** Start of INFORMATION GIVEN **

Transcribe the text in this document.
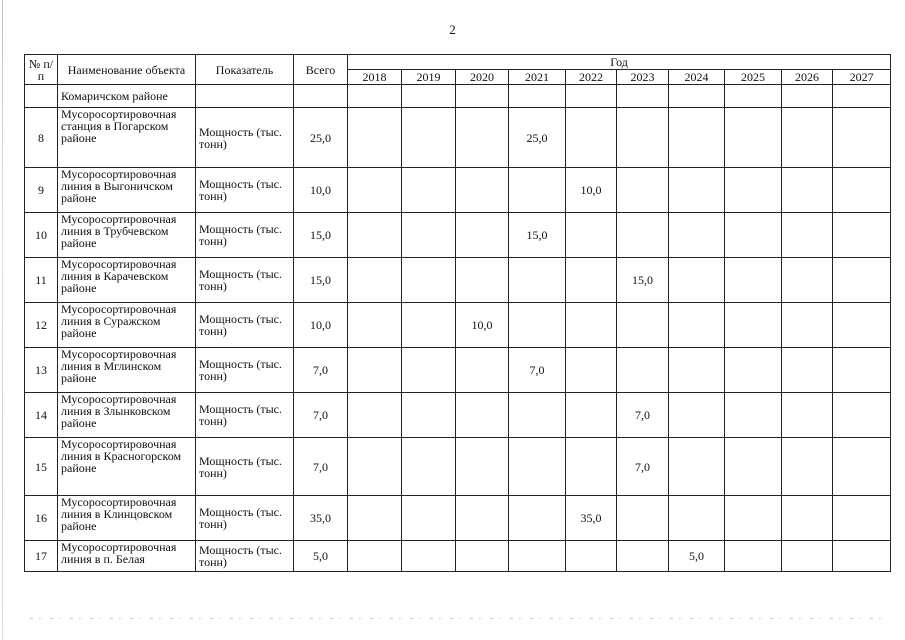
2
№ п/п	Наименование объекта	Показатель	Всего	Год									
				2018	2019	2020	2021	2022	2023	2024	2025	2026	2027
	Комаричском районе												
8	Мусоросортировочная станция в Погарском районе	Мощность (тыс. тонн)	25,0				25,0						
9	Мусоросортировочная линия в Выгоничском районе	Мощность (тыс. тонн)	10,0					10,0					
10	Мусоросортировочная линия в Трубчевском районе	Мощность (тыс. тонн)	15,0				15,0						
11	Мусоросортировочная линия в Карачевском районе	Мощность (тыс. тонн)	15,0						15,0				
12	Мусоросортировочная линия в Суражском районе	Мощность (тыс. тонн)	10,0			10,0							
13	Мусоросортировочная линия в Мглинском районе	Мощность (тыс. тонн)	7,0				7,0						
14	Мусоросортировочная линия в Злынковском районе	Мощность (тыс. тонн)	7,0						7,0				
15	Мусоросортировочная линия в Красногорском районе	Мощность (тыс. тонн)	7,0						7,0				
16	Мусоросортировочная линия в Клинцовском районе	Мощность (тыс. тонн)	35,0					35,0					
17	Мусоросортировочная линия в п. Белая	Мощность (тыс. тонн)	5,0							5,0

** End of INFORMATION GIVEN **

- _WHAT IS EXPECTED_
Reproduce the listing above exactly, excluding all pictures.

- _TASK OUTPUT_
Transcribe the text in this document.
2
№ п/п	Наименование объекта	Показатель	Всего	Год									
				2018	2019	2020	2021	2022	2023	2024	2025	2026	2027
	Комаричском районе												
8	Мусоросортировочная станция в Погарском районе	Мощность (тыс. тонн)	25,0				25,0						
9	Мусоросортировочная линия в Выгоничском районе	Мощность (тыс. тонн)	10,0					10,0					
10	Мусоросортировочная линия в Трубчевском районе	Мощность (тыс. тонн)	15,0				15,0						
11	Мусоросортировочная линия в Карачевском районе	Мощность (тыс. тонн)	15,0						15,0				
12	Мусоросортировочная линия в Суражском районе	Мощность (тыс. тонн)	10,0			10,0							
13	Мусоросортировочная линия в Мглинском районе	Мощность (тыс. тонн)	7,0				7,0						
14	Мусоросортировочная линия в Злынковском районе	Мощность (тыс. тонн)	7,0						7,0				
15	Мусоросортировочная линия в Красногорском районе	Мощность (тыс. тонн)	7,0						7,0				
16	Мусоросортировочная линия в Клинцовском районе	Мощность (тыс. тонн)	35,0					35,0					
17	Мусоросортировочная линия в п. Белая	Мощность (тыс. тонн)	5,0							5,0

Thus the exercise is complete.